Work to complete. Please write the listing below out again exactly, leaving every picture behind.

..........

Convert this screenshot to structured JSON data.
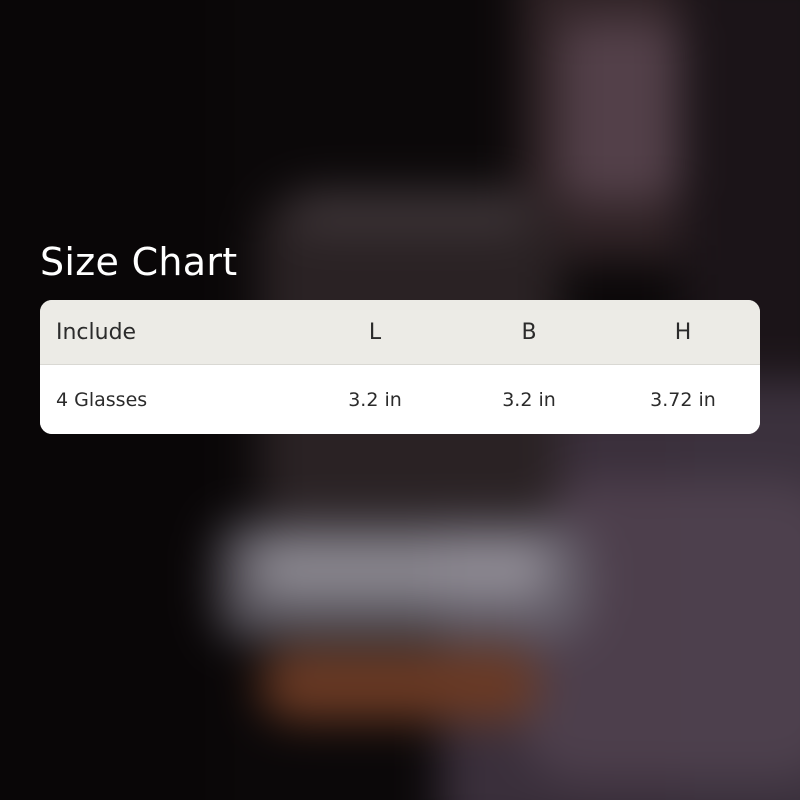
{
  "title": "Size Chart",
  "table": {
    "headers": [
      "Include",
      "L",
      "B",
      "H"
    ],
    "rows": [
      [
        "4 Glasses",
        "3.2 in",
        "3.2 in",
        "3.72 in"
      ]
    ]
  },
  "colors": {
    "header_bg": "#ecebe6",
    "row_bg": "#ffffff",
    "text": "#2b2b2b",
    "title": "#ffffff"
  }
}
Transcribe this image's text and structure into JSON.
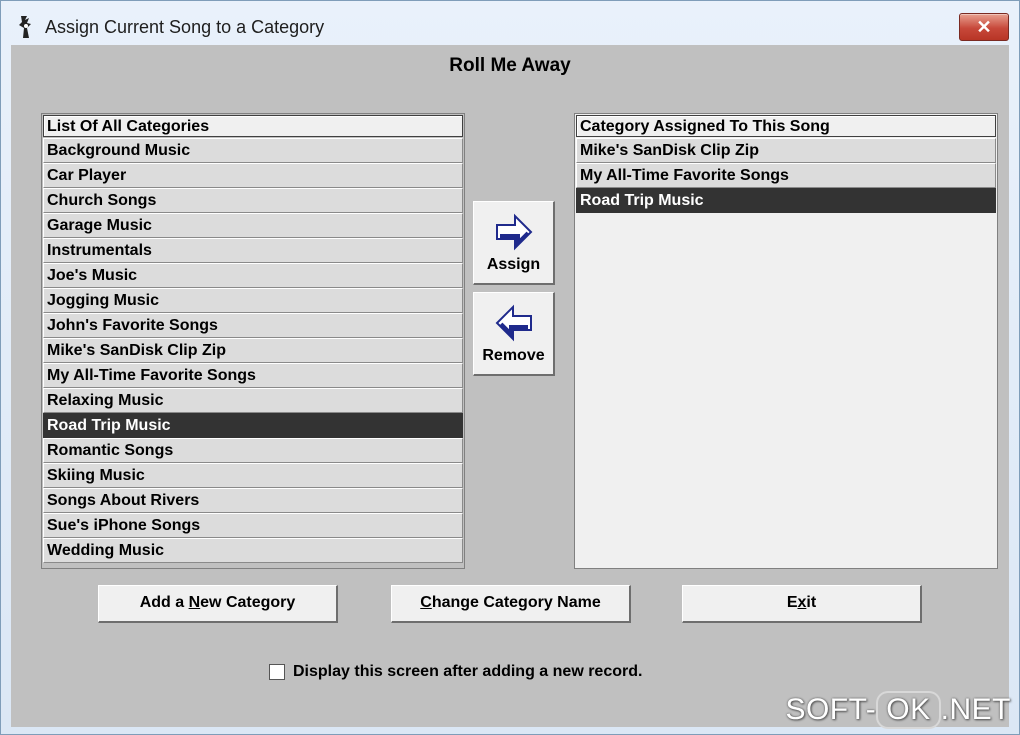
{
  "window": {
    "title": "Assign Current Song to a Category",
    "close_glyph": "✕"
  },
  "song": {
    "title": "Roll Me Away"
  },
  "all_categories": {
    "header": "List Of All Categories",
    "items": [
      "Background Music",
      "Car Player",
      "Church Songs",
      "Garage Music",
      "Instrumentals",
      "Joe's Music",
      "Jogging Music",
      "John's Favorite Songs",
      "Mike's SanDisk Clip Zip",
      "My All-Time Favorite Songs",
      "Relaxing Music",
      "Road Trip Music",
      "Romantic Songs",
      "Skiing Music",
      "Songs About Rivers",
      "Sue's iPhone Songs",
      "Wedding Music"
    ],
    "selected": "Road Trip Music"
  },
  "assigned_categories": {
    "header": "Category Assigned To This Song",
    "items": [
      "Mike's SanDisk Clip Zip",
      "My All-Time Favorite Songs",
      "Road Trip Music"
    ],
    "selected": "Road Trip Music"
  },
  "buttons": {
    "assign": "Assign",
    "remove": "Remove",
    "add_new_category_pre": "Add a ",
    "add_new_category_u": "N",
    "add_new_category_post": "ew Category",
    "change_name_u": "C",
    "change_name_post": "hange Category Name",
    "exit_pre": "E",
    "exit_u": "x",
    "exit_post": "it"
  },
  "checkbox": {
    "label": "Display this screen after adding a new record.",
    "checked": false
  },
  "watermark": {
    "left": "SOFT-",
    "ok": "OK",
    "right": ".NET"
  },
  "colors": {
    "selected_row": "#333333",
    "client_bg": "#c0c0c0",
    "arrow_fill": "#1f2a8c"
  },
  "icons": {
    "assign": "right-arrow-icon",
    "remove": "left-arrow-icon",
    "app": "app-icon"
  }
}
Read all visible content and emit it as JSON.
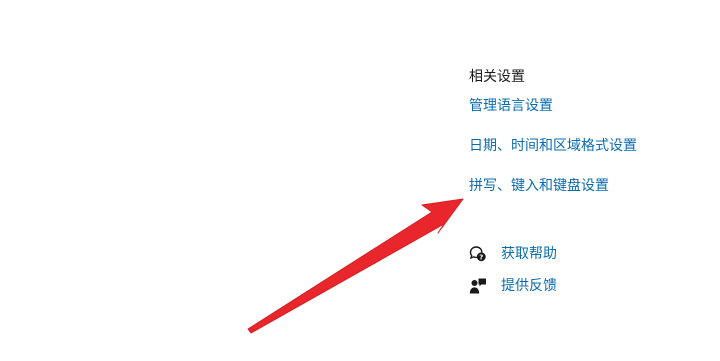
{
  "related_settings": {
    "heading": "相关设置",
    "links": [
      "管理语言设置",
      "日期、时间和区域格式设置",
      "拼写、键入和键盘设置"
    ]
  },
  "help": {
    "get_help": {
      "label": "获取帮助",
      "icon": "chat-help-icon"
    },
    "feedback": {
      "label": "提供反馈",
      "icon": "feedback-icon"
    }
  },
  "annotation": {
    "icon": "red-arrow-icon",
    "color": "#e8262b"
  },
  "colors": {
    "link": "#0a6cae",
    "text": "#1a1a1a"
  }
}
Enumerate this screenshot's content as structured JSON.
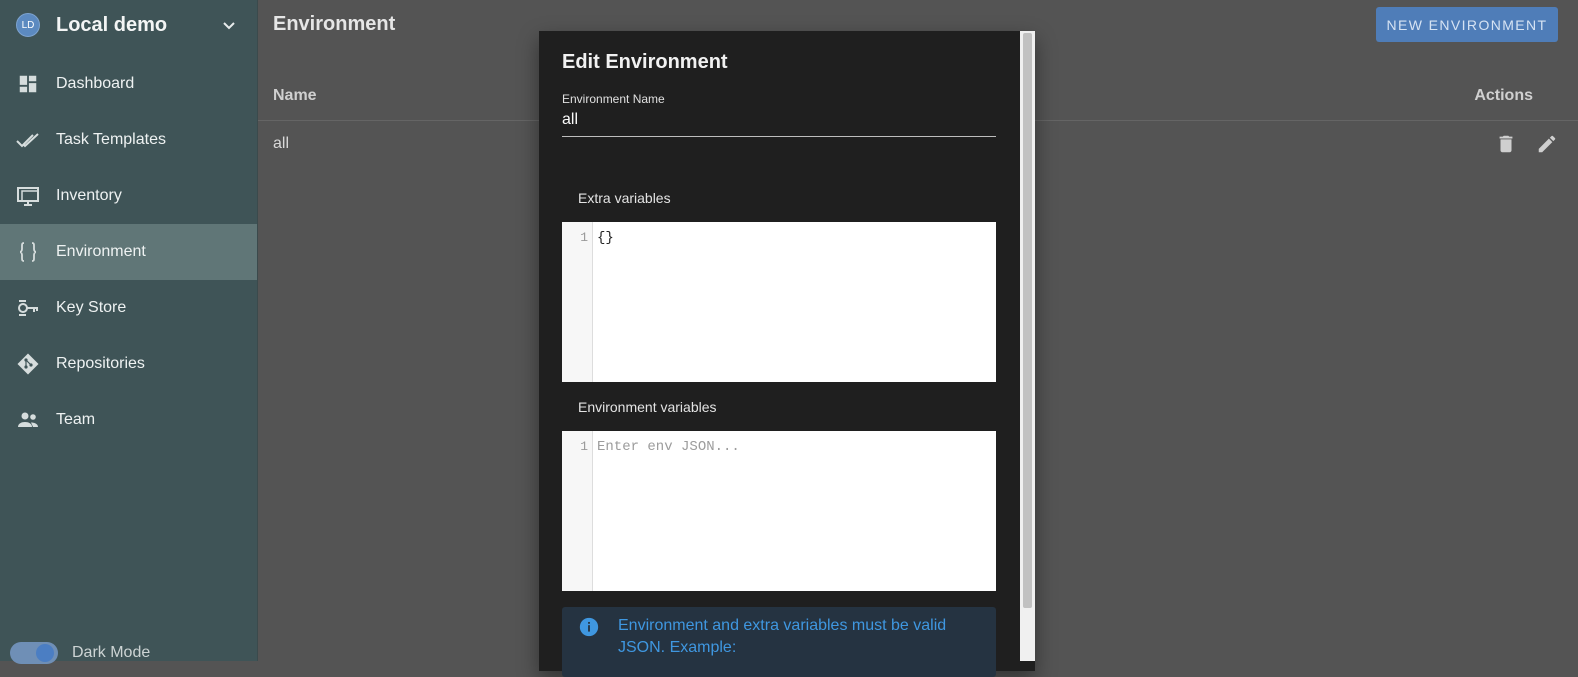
{
  "sidebar": {
    "project": {
      "initials": "LD",
      "name": "Local demo"
    },
    "items": [
      {
        "label": "Dashboard",
        "icon": "dashboard-icon",
        "active": false
      },
      {
        "label": "Task Templates",
        "icon": "double-check-icon",
        "active": false
      },
      {
        "label": "Inventory",
        "icon": "monitor-icon",
        "active": false
      },
      {
        "label": "Environment",
        "icon": "braces-icon",
        "active": true
      },
      {
        "label": "Key Store",
        "icon": "key-icon",
        "active": false
      },
      {
        "label": "Repositories",
        "icon": "git-icon",
        "active": false
      },
      {
        "label": "Team",
        "icon": "people-icon",
        "active": false
      }
    ],
    "dark_mode_label": "Dark Mode"
  },
  "main": {
    "title": "Environment",
    "new_button": "NEW ENVIRONMENT",
    "table": {
      "headers": {
        "name": "Name",
        "actions": "Actions"
      },
      "rows": [
        {
          "name": "all"
        }
      ]
    }
  },
  "dialog": {
    "title": "Edit Environment",
    "name_label": "Environment Name",
    "name_value": "all",
    "extra_label": "Extra variables",
    "extra_line": "1",
    "extra_code": "{}",
    "env_label": "Environment variables",
    "env_line": "1",
    "env_placeholder": "Enter env JSON...",
    "alert_text": "Environment and extra variables must be valid JSON. Example:"
  },
  "colors": {
    "sidebar_bg": "#3f5457",
    "active_item": "#607677",
    "accent": "#4f7db8",
    "dialog_bg": "#1f1f1f",
    "info_text": "#3f97e0"
  }
}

..........

Complete answer.
Convert this screenshot to structured JSON data.
{
  "title": "Size Chart",
  "table": {
    "headers": [
      "Include",
      "L",
      "B",
      "H"
    ],
    "rows": [
      [
        "4 Glasses",
        "3.2 in",
        "3.2 in",
        "3.72 in"
      ]
    ]
  },
  "colors": {
    "header_bg": "#ecebe6",
    "row_bg": "#ffffff",
    "text": "#2b2b2b",
    "title": "#ffffff"
  }
}
Transcribe this image's text and structure into JSON.
{
  "window": {
    "title": "Assign Current Song to a Category",
    "close_glyph": "✕"
  },
  "song": {
    "title": "Roll Me Away"
  },
  "all_categories": {
    "header": "List Of All Categories",
    "items": [
      "Background Music",
      "Car Player",
      "Church Songs",
      "Garage Music",
      "Instrumentals",
      "Joe's Music",
      "Jogging Music",
      "John's Favorite Songs",
      "Mike's SanDisk Clip Zip",
      "My All-Time Favorite Songs",
      "Relaxing Music",
      "Road Trip Music",
      "Romantic Songs",
      "Skiing Music",
      "Songs About Rivers",
      "Sue's iPhone Songs",
      "Wedding Music"
    ],
    "selected": "Road Trip Music"
  },
  "assigned_categories": {
    "header": "Category Assigned To This Song",
    "items": [
      "Mike's SanDisk Clip Zip",
      "My All-Time Favorite Songs",
      "Road Trip Music"
    ],
    "selected": "Road Trip Music"
  },
  "buttons": {
    "assign": "Assign",
    "remove": "Remove",
    "add_new_category_pre": "Add a ",
    "add_new_category_u": "N",
    "add_new_category_post": "ew Category",
    "change_name_u": "C",
    "change_name_post": "hange Category Name",
    "exit_pre": "E",
    "exit_u": "x",
    "exit_post": "it"
  },
  "checkbox": {
    "label": "Display this screen after adding a new record.",
    "checked": false
  },
  "watermark": {
    "left": "SOFT-",
    "ok": "OK",
    "right": ".NET"
  },
  "colors": {
    "selected_row": "#333333",
    "client_bg": "#c0c0c0",
    "arrow_fill": "#1f2a8c"
  },
  "icons": {
    "assign": "right-arrow-icon",
    "remove": "left-arrow-icon",
    "app": "app-icon"
  }
}
Read all visible content and emit it as JSON.
{
  "related_settings": {
    "heading": "相关设置",
    "links": [
      "管理语言设置",
      "日期、时间和区域格式设置",
      "拼写、键入和键盘设置"
    ]
  },
  "help": {
    "get_help": {
      "label": "获取帮助",
      "icon": "chat-help-icon"
    },
    "feedback": {
      "label": "提供反馈",
      "icon": "feedback-icon"
    }
  },
  "annotation": {
    "icon": "red-arrow-icon",
    "color": "#e8262b"
  },
  "colors": {
    "link": "#0a6cae",
    "text": "#1a1a1a"
  }
}
Enumerate this screenshot's content as structured JSON.
{
  "sidebar": {
    "project": {
      "initials": "LD",
      "name": "Local demo"
    },
    "items": [
      {
        "label": "Dashboard",
        "icon": "dashboard-icon",
        "active": false
      },
      {
        "label": "Task Templates",
        "icon": "double-check-icon",
        "active": false
      },
      {
        "label": "Inventory",
        "icon": "monitor-icon",
        "active": false
      },
      {
        "label": "Environment",
        "icon": "braces-icon",
        "active": true
      },
      {
        "label": "Key Store",
        "icon": "key-icon",
        "active": false
      },
      {
        "label": "Repositories",
        "icon": "git-icon",
        "active": false
      },
      {
        "label": "Team",
        "icon": "people-icon",
        "active": false
      }
    ],
    "dark_mode_label": "Dark Mode"
  },
  "main": {
    "title": "Environment",
    "new_button": "NEW ENVIRONMENT",
    "table": {
      "headers": {
        "name": "Name",
        "actions": "Actions"
      },
      "rows": [
        {
          "name": "all"
        }
      ]
    }
  },
  "dialog": {
    "title": "Edit Environment",
    "name_label": "Environment Name",
    "name_value": "all",
    "extra_label": "Extra variables",
    "extra_line": "1",
    "extra_code": "{}",
    "env_label": "Environment variables",
    "env_line": "1",
    "env_placeholder": "Enter env JSON...",
    "alert_text": "Environment and extra variables must be valid JSON. Example:"
  },
  "colors": {
    "sidebar_bg": "#3f5457",
    "active_item": "#607677",
    "accent": "#4f7db8",
    "dialog_bg": "#1f1f1f",
    "info_text": "#3f97e0"
  }
}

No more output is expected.